### WHAT YOU ARE ASKED TO DO
Could you extract every entry below and reproduce it exactly?

### PROVIDED RECORDS
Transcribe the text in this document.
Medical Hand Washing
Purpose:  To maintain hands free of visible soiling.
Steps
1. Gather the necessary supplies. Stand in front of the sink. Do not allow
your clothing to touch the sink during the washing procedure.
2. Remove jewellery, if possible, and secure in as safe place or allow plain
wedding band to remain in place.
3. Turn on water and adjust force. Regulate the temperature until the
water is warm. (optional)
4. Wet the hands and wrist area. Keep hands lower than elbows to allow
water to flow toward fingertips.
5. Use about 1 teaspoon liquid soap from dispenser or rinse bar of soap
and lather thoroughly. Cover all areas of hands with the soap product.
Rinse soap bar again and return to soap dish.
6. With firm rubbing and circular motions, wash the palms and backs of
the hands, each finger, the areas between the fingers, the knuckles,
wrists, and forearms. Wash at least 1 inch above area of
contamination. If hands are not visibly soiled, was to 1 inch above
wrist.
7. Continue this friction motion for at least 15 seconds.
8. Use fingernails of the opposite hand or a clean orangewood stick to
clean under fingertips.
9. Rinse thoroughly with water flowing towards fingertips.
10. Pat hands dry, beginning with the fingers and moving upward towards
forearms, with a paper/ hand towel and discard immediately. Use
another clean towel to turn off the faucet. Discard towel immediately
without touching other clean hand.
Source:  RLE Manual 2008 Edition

### CORRECT RESPONSE
Transcribe the text in this document.
Medical Hand Washing
Purpose:  To maintain hands free of visible soiling.
Steps
1. Gather the necessary supplies. Stand in front of the sink. Do not allow
your clothing to touch the sink during the washing procedure.
2. Remove jewellery, if possible, and secure in as safe place or allow plain
wedding band to remain in place.
3. Turn on water and adjust force. Regulate the temperature until the
water is warm. (optional)
4. Wet the hands and wrist area. Keep hands lower than elbows to allow
water to flow toward fingertips.
5. Use about 1 teaspoon liquid soap from dispenser or rinse bar of soap
and lather thoroughly. Cover all areas of hands with the soap product.
Rinse soap bar again and return to soap dish.
6. With firm rubbing and circular motions, wash the palms and backs of
the hands, each finger, the areas between the fingers, the knuckles,
wrists, and forearms. Wash at least 1 inch above area of
contamination. If hands are not visibly soiled, was to 1 inch above
wrist.
7. Continue this friction motion for at least 15 seconds.
8. Use fingernails of the opposite hand or a clean orangewood stick to
clean under fingertips.
9. Rinse thoroughly with water flowing towards fingertips.
10. Pat hands dry, beginning with the fingers and moving upward towards
forearms, with a paper/ hand towel and discard immediately. Use
another clean towel to turn off the faucet. Discard towel immediately
without touching other clean hand.
Source:  RLE Manual 2008 Edition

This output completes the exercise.